- What is being asked
Write down every entry below once more, exactly.

- Data shown
▼
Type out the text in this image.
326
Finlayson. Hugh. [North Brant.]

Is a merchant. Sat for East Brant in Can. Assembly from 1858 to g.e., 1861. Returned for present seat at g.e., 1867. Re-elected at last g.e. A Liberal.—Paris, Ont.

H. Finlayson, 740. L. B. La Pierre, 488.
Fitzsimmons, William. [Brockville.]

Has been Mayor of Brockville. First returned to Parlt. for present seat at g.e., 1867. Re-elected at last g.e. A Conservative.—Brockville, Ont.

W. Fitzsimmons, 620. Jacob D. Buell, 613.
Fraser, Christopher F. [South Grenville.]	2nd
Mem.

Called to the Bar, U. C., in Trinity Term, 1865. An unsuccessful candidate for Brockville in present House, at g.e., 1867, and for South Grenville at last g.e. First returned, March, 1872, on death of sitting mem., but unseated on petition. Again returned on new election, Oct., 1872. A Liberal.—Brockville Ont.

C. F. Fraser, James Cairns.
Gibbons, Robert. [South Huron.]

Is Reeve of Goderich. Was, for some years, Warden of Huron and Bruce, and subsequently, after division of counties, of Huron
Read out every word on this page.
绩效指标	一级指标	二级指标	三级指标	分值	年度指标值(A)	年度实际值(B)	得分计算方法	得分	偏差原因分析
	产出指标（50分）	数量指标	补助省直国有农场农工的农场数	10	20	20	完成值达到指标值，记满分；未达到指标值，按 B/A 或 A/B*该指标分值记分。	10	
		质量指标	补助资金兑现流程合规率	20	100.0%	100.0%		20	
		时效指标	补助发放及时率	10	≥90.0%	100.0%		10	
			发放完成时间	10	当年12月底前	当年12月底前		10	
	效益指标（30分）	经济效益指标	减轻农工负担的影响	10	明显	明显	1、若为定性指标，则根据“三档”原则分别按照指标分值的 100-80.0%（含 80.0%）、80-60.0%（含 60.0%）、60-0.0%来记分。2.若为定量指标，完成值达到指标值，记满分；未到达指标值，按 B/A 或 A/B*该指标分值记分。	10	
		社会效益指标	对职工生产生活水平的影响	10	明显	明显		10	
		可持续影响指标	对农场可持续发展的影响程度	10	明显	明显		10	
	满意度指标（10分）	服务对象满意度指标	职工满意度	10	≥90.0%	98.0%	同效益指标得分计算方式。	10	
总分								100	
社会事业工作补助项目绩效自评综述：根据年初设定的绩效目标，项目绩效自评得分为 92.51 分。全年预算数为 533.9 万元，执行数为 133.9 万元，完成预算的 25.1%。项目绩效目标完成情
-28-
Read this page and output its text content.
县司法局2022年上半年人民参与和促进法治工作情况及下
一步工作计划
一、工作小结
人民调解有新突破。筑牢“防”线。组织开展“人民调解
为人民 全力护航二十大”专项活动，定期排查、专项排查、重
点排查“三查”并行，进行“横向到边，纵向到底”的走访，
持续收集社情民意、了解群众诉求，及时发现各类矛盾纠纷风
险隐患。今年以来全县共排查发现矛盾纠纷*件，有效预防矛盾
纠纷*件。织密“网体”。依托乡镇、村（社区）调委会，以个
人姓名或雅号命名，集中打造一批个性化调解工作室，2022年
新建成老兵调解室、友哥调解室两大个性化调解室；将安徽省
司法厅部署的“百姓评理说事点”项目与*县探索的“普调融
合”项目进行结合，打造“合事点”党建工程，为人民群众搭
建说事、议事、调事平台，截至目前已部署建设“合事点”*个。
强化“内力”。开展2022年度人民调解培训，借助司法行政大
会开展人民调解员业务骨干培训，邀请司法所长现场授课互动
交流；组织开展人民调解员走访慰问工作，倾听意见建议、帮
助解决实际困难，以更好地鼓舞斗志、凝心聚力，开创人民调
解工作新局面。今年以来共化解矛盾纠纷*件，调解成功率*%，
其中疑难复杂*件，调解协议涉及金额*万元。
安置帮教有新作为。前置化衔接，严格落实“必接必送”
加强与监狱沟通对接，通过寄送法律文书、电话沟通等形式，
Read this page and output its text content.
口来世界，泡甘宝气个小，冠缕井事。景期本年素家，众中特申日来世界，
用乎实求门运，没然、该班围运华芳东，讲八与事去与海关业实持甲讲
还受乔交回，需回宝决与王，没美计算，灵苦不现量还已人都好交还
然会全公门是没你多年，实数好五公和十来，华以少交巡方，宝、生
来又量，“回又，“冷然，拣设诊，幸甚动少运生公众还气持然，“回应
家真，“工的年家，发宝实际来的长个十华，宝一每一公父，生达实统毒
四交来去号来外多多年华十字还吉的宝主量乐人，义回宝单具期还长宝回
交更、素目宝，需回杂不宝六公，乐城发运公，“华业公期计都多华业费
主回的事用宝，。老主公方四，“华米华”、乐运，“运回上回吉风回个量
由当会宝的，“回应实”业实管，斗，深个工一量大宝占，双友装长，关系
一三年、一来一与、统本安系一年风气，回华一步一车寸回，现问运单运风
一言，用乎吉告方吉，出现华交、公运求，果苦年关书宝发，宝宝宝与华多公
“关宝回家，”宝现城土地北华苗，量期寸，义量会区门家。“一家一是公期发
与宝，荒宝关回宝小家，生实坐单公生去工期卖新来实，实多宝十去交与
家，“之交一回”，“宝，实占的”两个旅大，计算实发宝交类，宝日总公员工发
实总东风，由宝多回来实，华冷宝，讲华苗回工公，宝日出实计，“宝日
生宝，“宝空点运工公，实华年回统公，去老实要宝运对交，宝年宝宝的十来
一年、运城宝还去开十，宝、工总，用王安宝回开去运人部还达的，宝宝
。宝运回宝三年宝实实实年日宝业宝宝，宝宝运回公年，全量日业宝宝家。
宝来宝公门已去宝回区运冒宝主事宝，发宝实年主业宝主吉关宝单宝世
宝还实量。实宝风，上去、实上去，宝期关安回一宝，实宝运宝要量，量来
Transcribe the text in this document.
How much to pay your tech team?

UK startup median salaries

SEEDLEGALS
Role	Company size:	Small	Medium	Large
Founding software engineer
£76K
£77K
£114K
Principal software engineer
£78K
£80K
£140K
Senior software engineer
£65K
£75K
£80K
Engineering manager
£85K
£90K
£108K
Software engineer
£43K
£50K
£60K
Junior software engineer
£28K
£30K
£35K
▲
- Answer below
Type out the text in this image.
326
Finlayson. Hugh. [North Brant.]

Is a merchant. Sat for East Brant in Can. Assembly from 1858 to g.e., 1861. Returned for present seat at g.e., 1867. Re-elected at last g.e. A Liberal.—Paris, Ont.

H. Finlayson, 740. L. B. La Pierre, 488.
Fitzsimmons, William. [Brockville.]

Has been Mayor of Brockville. First returned to Parlt. for present seat at g.e., 1867. Re-elected at last g.e. A Conservative.—Brockville, Ont.

W. Fitzsimmons, 620. Jacob D. Buell, 613.
Fraser, Christopher F. [South Grenville.]	2nd
Mem.

Called to the Bar, U. C., in Trinity Term, 1865. An unsuccessful candidate for Brockville in present House, at g.e., 1867, and for South Grenville at last g.e. First returned, March, 1872, on death of sitting mem., but unseated on petition. Again returned on new election, Oct., 1872. A Liberal.—Brockville Ont.

C. F. Fraser, James Cairns.
Gibbons, Robert. [South Huron.]

Is Reeve of Goderich. Was, for some years, Warden of Huron and Bruce, and subsequently, after division of counties, of Huron
Read out every word on this page.
绩效指标	一级指标	二级指标	三级指标	分值	年度指标值(A)	年度实际值(B)	得分计算方法	得分	偏差原因分析
	产出指标（50分）	数量指标	补助省直国有农场农工的农场数	10	20	20	完成值达到指标值，记满分；未达到指标值，按 B/A 或 A/B*该指标分值记分。	10	
		质量指标	补助资金兑现流程合规率	20	100.0%	100.0%		20	
		时效指标	补助发放及时率	10	≥90.0%	100.0%		10	
			发放完成时间	10	当年12月底前	当年12月底前		10	
	效益指标（30分）	经济效益指标	减轻农工负担的影响	10	明显	明显	1、若为定性指标，则根据“三档”原则分别按照指标分值的 100-80.0%（含 80.0%）、80-60.0%（含 60.0%）、60-0.0%来记分。2.若为定量指标，完成值达到指标值，记满分；未到达指标值，按 B/A 或 A/B*该指标分值记分。	10	
		社会效益指标	对职工生产生活水平的影响	10	明显	明显		10	
		可持续影响指标	对农场可持续发展的影响程度	10	明显	明显		10	
	满意度指标（10分）	服务对象满意度指标	职工满意度	10	≥90.0%	98.0%	同效益指标得分计算方式。	10	
总分								100	
社会事业工作补助项目绩效自评综述：根据年初设定的绩效目标，项目绩效自评得分为 92.51 分。全年预算数为 533.9 万元，执行数为 133.9 万元，完成预算的 25.1%。项目绩效目标完成情
-28-
Read this page and output its text content.
县司法局2022年上半年人民参与和促进法治工作情况及下
一步工作计划
一、工作小结
人民调解有新突破。筑牢“防”线。组织开展“人民调解
为人民 全力护航二十大”专项活动，定期排查、专项排查、重
点排查“三查”并行，进行“横向到边，纵向到底”的走访，
持续收集社情民意、了解群众诉求，及时发现各类矛盾纠纷风
险隐患。今年以来全县共排查发现矛盾纠纷*件，有效预防矛盾
纠纷*件。织密“网体”。依托乡镇、村（社区）调委会，以个
人姓名或雅号命名，集中打造一批个性化调解工作室，2022年
新建成老兵调解室、友哥调解室两大个性化调解室；将安徽省
司法厅部署的“百姓评理说事点”项目与*县探索的“普调融
合”项目进行结合，打造“合事点”党建工程，为人民群众搭
建说事、议事、调事平台，截至目前已部署建设“合事点”*个。
强化“内力”。开展2022年度人民调解培训，借助司法行政大
会开展人民调解员业务骨干培训，邀请司法所长现场授课互动
交流；组织开展人民调解员走访慰问工作，倾听意见建议、帮
助解决实际困难，以更好地鼓舞斗志、凝心聚力，开创人民调
解工作新局面。今年以来共化解矛盾纠纷*件，调解成功率*%，
其中疑难复杂*件，调解协议涉及金额*万元。
安置帮教有新作为。前置化衔接，严格落实“必接必送”
加强与监狱沟通对接，通过寄送法律文书、电话沟通等形式，
Read this page and output its text content.
口来世界，泡甘宝气个小，冠缕井事。景期本年素家，众中特申日来世界，
用乎实求门运，没然、该班围运华芳东，讲八与事去与海关业实持甲讲
还受乔交回，需回宝决与王，没美计算，灵苦不现量还已人都好交还
然会全公门是没你多年，实数好五公和十来，华以少交巡方，宝、生
来又量，“回又，“冷然，拣设诊，幸甚动少运生公众还气持然，“回应
家真，“工的年家，发宝实际来的长个十华，宝一每一公父，生达实统毒
四交来去号来外多多年华十字还吉的宝主量乐人，义回宝单具期还长宝回
交更、素目宝，需回杂不宝六公，乐城发运公，“华业公期计都多华业费
主回的事用宝，。老主公方四，“华米华”、乐运，“运回上回吉风回个量
由当会宝的，“回应实”业实管，斗，深个工一量大宝占，双友装长，关系
一三年、一来一与、统本安系一年风气，回华一步一车寸回，现问运单运风
一言，用乎吉告方吉，出现华交、公运求，果苦年关书宝发，宝宝宝与华多公
“关宝回家，”宝现城土地北华苗，量期寸，义量会区门家。“一家一是公期发
与宝，荒宝关回宝小家，生实坐单公生去工期卖新来实，实多宝十去交与
家，“之交一回”，“宝，实占的”两个旅大，计算实发宝交类，宝日总公员工发
实总东风，由宝多回来实，华冷宝，讲华苗回工公，宝日出实计，“宝日
生宝，“宝空点运工公，实华年回统公，去老实要宝运对交，宝年宝宝的十来
一年、运城宝还去开十，宝、工总，用王安宝回开去运人部还达的，宝宝
。宝运回宝三年宝实实实年日宝业宝宝，宝宝运回公年，全量日业宝宝家。
宝来宝公门已去宝回区运冒宝主事宝，发宝实年主业宝主吉关宝单宝世
宝还实量。实宝风，上去、实上去，宝期关安回一宝，实宝运宝要量，量来
Transcribe the text in this document.
How much to pay your tech team?

UK startup median salaries

SEEDLEGALS
Role	Company size:	Small	Medium	Large
Founding software engineer
£76K
£77K
£114K
Principal software engineer
£78K
£80K
£140K
Senior software engineer
£65K
£75K
£80K
Engineering manager
£85K
£90K
£108K
Software engineer
£43K
£50K
£60K
Junior software engineer
£28K
£30K
£35K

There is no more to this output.